> [Recorded data]

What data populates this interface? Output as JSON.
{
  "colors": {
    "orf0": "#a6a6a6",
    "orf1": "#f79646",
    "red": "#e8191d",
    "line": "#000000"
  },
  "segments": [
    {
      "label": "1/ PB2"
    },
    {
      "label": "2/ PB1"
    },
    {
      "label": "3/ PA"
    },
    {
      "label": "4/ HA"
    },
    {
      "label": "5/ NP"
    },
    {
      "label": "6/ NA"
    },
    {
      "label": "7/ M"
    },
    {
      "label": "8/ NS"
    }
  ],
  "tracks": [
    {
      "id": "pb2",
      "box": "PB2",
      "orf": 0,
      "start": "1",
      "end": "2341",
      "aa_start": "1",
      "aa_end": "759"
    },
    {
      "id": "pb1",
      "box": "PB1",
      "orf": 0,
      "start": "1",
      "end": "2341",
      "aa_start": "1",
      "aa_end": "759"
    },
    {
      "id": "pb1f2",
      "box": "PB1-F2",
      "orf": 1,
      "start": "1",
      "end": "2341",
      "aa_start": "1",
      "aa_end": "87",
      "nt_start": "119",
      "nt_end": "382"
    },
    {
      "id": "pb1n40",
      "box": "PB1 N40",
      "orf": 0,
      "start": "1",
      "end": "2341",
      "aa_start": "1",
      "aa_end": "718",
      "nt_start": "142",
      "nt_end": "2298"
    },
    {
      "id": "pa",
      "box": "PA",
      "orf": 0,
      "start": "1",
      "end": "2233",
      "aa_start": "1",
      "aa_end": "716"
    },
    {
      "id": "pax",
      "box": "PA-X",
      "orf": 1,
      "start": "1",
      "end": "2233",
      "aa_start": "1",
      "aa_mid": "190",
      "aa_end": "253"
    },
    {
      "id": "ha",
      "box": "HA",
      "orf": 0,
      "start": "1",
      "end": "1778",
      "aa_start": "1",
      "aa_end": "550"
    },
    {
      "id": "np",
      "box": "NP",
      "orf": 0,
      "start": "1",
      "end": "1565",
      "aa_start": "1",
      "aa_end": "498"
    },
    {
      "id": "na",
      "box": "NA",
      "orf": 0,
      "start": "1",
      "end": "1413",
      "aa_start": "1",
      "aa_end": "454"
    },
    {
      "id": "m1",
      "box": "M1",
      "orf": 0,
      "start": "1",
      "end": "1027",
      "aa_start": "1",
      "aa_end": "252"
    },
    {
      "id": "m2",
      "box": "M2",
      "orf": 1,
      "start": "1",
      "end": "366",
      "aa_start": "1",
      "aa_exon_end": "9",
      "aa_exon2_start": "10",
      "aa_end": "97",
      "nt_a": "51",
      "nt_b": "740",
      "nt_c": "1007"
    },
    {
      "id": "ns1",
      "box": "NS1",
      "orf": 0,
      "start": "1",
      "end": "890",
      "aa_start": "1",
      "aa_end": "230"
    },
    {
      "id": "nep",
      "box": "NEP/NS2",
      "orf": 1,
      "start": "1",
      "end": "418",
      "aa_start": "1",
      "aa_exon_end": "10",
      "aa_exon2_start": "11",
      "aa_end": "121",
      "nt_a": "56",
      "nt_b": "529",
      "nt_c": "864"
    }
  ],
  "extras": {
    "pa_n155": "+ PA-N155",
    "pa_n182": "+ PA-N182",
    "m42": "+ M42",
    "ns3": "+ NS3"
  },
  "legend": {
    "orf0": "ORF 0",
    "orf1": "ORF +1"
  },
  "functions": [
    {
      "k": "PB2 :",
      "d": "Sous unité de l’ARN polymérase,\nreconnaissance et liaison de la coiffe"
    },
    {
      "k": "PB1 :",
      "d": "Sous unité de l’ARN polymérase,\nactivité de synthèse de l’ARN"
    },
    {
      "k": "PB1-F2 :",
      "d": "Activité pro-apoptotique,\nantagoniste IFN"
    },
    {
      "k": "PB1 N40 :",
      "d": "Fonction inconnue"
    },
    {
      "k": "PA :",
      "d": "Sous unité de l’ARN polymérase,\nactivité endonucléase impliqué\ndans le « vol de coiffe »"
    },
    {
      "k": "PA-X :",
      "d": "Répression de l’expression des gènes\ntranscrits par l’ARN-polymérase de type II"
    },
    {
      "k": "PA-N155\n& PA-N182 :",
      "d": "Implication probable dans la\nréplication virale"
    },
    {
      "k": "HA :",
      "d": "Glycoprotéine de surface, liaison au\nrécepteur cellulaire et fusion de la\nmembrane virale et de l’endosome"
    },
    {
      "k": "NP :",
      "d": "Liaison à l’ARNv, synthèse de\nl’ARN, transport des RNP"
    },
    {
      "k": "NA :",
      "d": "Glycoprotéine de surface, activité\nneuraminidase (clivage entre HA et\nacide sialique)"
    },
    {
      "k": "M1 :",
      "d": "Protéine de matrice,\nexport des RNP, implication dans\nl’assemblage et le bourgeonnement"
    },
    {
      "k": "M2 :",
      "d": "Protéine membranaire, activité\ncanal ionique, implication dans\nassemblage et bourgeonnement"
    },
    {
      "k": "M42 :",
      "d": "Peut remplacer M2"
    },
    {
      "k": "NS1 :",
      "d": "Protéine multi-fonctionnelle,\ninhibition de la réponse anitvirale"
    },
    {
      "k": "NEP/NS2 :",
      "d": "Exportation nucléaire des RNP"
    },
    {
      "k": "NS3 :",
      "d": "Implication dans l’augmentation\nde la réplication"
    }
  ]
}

> [Work instruction]
Your answer should be the records themselves, returned word for word.

> [Result below]
What data populates this interface? Output as JSON.
{
  "colors": {
    "orf0": "#a6a6a6",
    "orf1": "#f79646",
    "red": "#e8191d",
    "line": "#000000"
  },
  "segments": [
    {
      "label": "1/ PB2"
    },
    {
      "label": "2/ PB1"
    },
    {
      "label": "3/ PA"
    },
    {
      "label": "4/ HA"
    },
    {
      "label": "5/ NP"
    },
    {
      "label": "6/ NA"
    },
    {
      "label": "7/ M"
    },
    {
      "label": "8/ NS"
    }
  ],
  "tracks": [
    {
      "id": "pb2",
      "box": "PB2",
      "orf": 0,
      "start": "1",
      "end": "2341",
      "aa_start": "1",
      "aa_end": "759"
    },
    {
      "id": "pb1",
      "box": "PB1",
      "orf": 0,
      "start": "1",
      "end": "2341",
      "aa_start": "1",
      "aa_end": "759"
    },
    {
      "id": "pb1f2",
      "box": "PB1-F2",
      "orf": 1,
      "start": "1",
      "end": "2341",
      "aa_start": "1",
      "aa_end": "87",
      "nt_start": "119",
      "nt_end": "382"
    },
    {
      "id": "pb1n40",
      "box": "PB1 N40",
      "orf": 0,
      "start": "1",
      "end": "2341",
      "aa_start": "1",
      "aa_end": "718",
      "nt_start": "142",
      "nt_end": "2298"
    },
    {
      "id": "pa",
      "box": "PA",
      "orf": 0,
      "start": "1",
      "end": "2233",
      "aa_start": "1",
      "aa_end": "716"
    },
    {
      "id": "pax",
      "box": "PA-X",
      "orf": 1,
      "start": "1",
      "end": "2233",
      "aa_start": "1",
      "aa_mid": "190",
      "aa_end": "253"
    },
    {
      "id": "ha",
      "box": "HA",
      "orf": 0,
      "start": "1",
      "end": "1778",
      "aa_start": "1",
      "aa_end": "550"
    },
    {
      "id": "np",
      "box": "NP",
      "orf": 0,
      "start": "1",
      "end": "1565",
      "aa_start": "1",
      "aa_end": "498"
    },
    {
      "id": "na",
      "box": "NA",
      "orf": 0,
      "start": "1",
      "end": "1413",
      "aa_start": "1",
      "aa_end": "454"
    },
    {
      "id": "m1",
      "box": "M1",
      "orf": 0,
      "start": "1",
      "end": "1027",
      "aa_start": "1",
      "aa_end": "252"
    },
    {
      "id": "m2",
      "box": "M2",
      "orf": 1,
      "start": "1",
      "end": "366",
      "aa_start": "1",
      "aa_exon_end": "9",
      "aa_exon2_start": "10",
      "aa_end": "97",
      "nt_a": "51",
      "nt_b": "740",
      "nt_c": "1007"
    },
    {
      "id": "ns1",
      "box": "NS1",
      "orf": 0,
      "start": "1",
      "end": "890",
      "aa_start": "1",
      "aa_end": "230"
    },
    {
      "id": "nep",
      "box": "NEP/NS2",
      "orf": 1,
      "start": "1",
      "end": "418",
      "aa_start": "1",
      "aa_exon_end": "10",
      "aa_exon2_start": "11",
      "aa_end": "121",
      "nt_a": "56",
      "nt_b": "529",
      "nt_c": "864"
    }
  ],
  "extras": {
    "pa_n155": "+ PA-N155",
    "pa_n182": "+ PA-N182",
    "m42": "+ M42",
    "ns3": "+ NS3"
  },
  "legend": {
    "orf0": "ORF 0",
    "orf1": "ORF +1"
  },
  "functions": [
    {
      "k": "PB2 :",
      "d": "Sous unité de l’ARN polymérase,\nreconnaissance et liaison de la coiffe"
    },
    {
      "k": "PB1 :",
      "d": "Sous unité de l’ARN polymérase,\nactivité de synthèse de l’ARN"
    },
    {
      "k": "PB1-F2 :",
      "d": "Activité pro-apoptotique,\nantagoniste IFN"
    },
    {
      "k": "PB1 N40 :",
      "d": "Fonction inconnue"
    },
    {
      "k": "PA :",
      "d": "Sous unité de l’ARN polymérase,\nactivité endonucléase impliqué\ndans le « vol de coiffe »"
    },
    {
      "k": "PA-X :",
      "d": "Répression de l’expression des gènes\ntranscrits par l’ARN-polymérase de type II"
    },
    {
      "k": "PA-N155\n& PA-N182 :",
      "d": "Implication probable dans la\nréplication virale"
    },
    {
      "k": "HA :",
      "d": "Glycoprotéine de surface, liaison au\nrécepteur cellulaire et fusion de la\nmembrane virale et de l’endosome"
    },
    {
      "k": "NP :",
      "d": "Liaison à l’ARNv, synthèse de\nl’ARN, transport des RNP"
    },
    {
      "k": "NA :",
      "d": "Glycoprotéine de surface, activité\nneuraminidase (clivage entre HA et\nacide sialique)"
    },
    {
      "k": "M1 :",
      "d": "Protéine de matrice,\nexport des RNP, implication dans\nl’assemblage et le bourgeonnement"
    },
    {
      "k": "M2 :",
      "d": "Protéine membranaire, activité\ncanal ionique, implication dans\nassemblage et bourgeonnement"
    },
    {
      "k": "M42 :",
      "d": "Peut remplacer M2"
    },
    {
      "k": "NS1 :",
      "d": "Protéine multi-fonctionnelle,\ninhibition de la réponse anitvirale"
    },
    {
      "k": "NEP/NS2 :",
      "d": "Exportation nucléaire des RNP"
    },
    {
      "k": "NS3 :",
      "d": "Implication dans l’augmentation\nde la réplication"
    }
  ]
}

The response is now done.